*RECORDED INFORMATION*
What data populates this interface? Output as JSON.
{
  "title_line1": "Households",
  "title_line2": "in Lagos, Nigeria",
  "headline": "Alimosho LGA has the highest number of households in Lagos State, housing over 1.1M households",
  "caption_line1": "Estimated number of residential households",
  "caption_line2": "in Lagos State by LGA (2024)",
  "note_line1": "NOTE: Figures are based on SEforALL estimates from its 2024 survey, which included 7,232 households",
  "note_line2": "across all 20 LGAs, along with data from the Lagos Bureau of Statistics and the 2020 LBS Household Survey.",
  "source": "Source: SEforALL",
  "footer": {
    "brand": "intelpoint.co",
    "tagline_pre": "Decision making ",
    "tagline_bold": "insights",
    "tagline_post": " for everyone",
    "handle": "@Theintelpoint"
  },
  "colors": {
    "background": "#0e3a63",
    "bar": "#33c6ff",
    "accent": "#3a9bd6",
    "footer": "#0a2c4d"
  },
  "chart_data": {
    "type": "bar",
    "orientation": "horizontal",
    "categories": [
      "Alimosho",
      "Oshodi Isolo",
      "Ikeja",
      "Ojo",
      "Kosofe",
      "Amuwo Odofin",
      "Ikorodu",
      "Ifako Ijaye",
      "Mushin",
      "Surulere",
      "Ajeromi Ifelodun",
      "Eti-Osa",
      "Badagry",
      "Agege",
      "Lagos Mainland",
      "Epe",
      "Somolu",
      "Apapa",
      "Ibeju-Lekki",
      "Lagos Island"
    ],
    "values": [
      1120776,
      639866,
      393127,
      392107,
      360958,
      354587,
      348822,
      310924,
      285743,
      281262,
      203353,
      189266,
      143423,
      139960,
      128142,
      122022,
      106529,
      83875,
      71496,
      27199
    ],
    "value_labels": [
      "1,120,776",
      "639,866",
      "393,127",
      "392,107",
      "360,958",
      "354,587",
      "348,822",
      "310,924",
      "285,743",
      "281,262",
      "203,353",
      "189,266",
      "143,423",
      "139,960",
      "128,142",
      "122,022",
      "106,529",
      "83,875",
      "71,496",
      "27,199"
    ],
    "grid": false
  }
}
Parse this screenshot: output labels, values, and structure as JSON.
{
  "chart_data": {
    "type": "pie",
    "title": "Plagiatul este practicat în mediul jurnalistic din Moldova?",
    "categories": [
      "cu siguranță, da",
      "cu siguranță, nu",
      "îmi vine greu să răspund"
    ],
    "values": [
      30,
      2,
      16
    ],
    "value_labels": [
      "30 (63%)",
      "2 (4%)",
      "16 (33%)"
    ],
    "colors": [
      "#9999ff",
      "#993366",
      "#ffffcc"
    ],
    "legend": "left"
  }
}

*DO THIS*
Write out every line exactly as it stands.

*EXERCISE SOLUTION*
What data populates this interface? Output as JSON.
{
  "title_line1": "Households",
  "title_line2": "in Lagos, Nigeria",
  "headline": "Alimosho LGA has the highest number of households in Lagos State, housing over 1.1M households",
  "caption_line1": "Estimated number of residential households",
  "caption_line2": "in Lagos State by LGA (2024)",
  "note_line1": "NOTE: Figures are based on SEforALL estimates from its 2024 survey, which included 7,232 households",
  "note_line2": "across all 20 LGAs, along with data from the Lagos Bureau of Statistics and the 2020 LBS Household Survey.",
  "source": "Source: SEforALL",
  "footer": {
    "brand": "intelpoint.co",
    "tagline_pre": "Decision making ",
    "tagline_bold": "insights",
    "tagline_post": " for everyone",
    "handle": "@Theintelpoint"
  },
  "colors": {
    "background": "#0e3a63",
    "bar": "#33c6ff",
    "accent": "#3a9bd6",
    "footer": "#0a2c4d"
  },
  "chart_data": {
    "type": "bar",
    "orientation": "horizontal",
    "categories": [
      "Alimosho",
      "Oshodi Isolo",
      "Ikeja",
      "Ojo",
      "Kosofe",
      "Amuwo Odofin",
      "Ikorodu",
      "Ifako Ijaye",
      "Mushin",
      "Surulere",
      "Ajeromi Ifelodun",
      "Eti-Osa",
      "Badagry",
      "Agege",
      "Lagos Mainland",
      "Epe",
      "Somolu",
      "Apapa",
      "Ibeju-Lekki",
      "Lagos Island"
    ],
    "values": [
      1120776,
      639866,
      393127,
      392107,
      360958,
      354587,
      348822,
      310924,
      285743,
      281262,
      203353,
      189266,
      143423,
      139960,
      128142,
      122022,
      106529,
      83875,
      71496,
      27199
    ],
    "value_labels": [
      "1,120,776",
      "639,866",
      "393,127",
      "392,107",
      "360,958",
      "354,587",
      "348,822",
      "310,924",
      "285,743",
      "281,262",
      "203,353",
      "189,266",
      "143,423",
      "139,960",
      "128,142",
      "122,022",
      "106,529",
      "83,875",
      "71,496",
      "27,199"
    ],
    "grid": false
  }
}
Parse this screenshot: output labels, values, and structure as JSON.
{
  "chart_data": {
    "type": "pie",
    "title": "Plagiatul este practicat în mediul jurnalistic din Moldova?",
    "categories": [
      "cu siguranță, da",
      "cu siguranță, nu",
      "îmi vine greu să răspund"
    ],
    "values": [
      30,
      2,
      16
    ],
    "value_labels": [
      "30 (63%)",
      "2 (4%)",
      "16 (33%)"
    ],
    "colors": [
      "#9999ff",
      "#993366",
      "#ffffcc"
    ],
    "legend": "left"
  }
}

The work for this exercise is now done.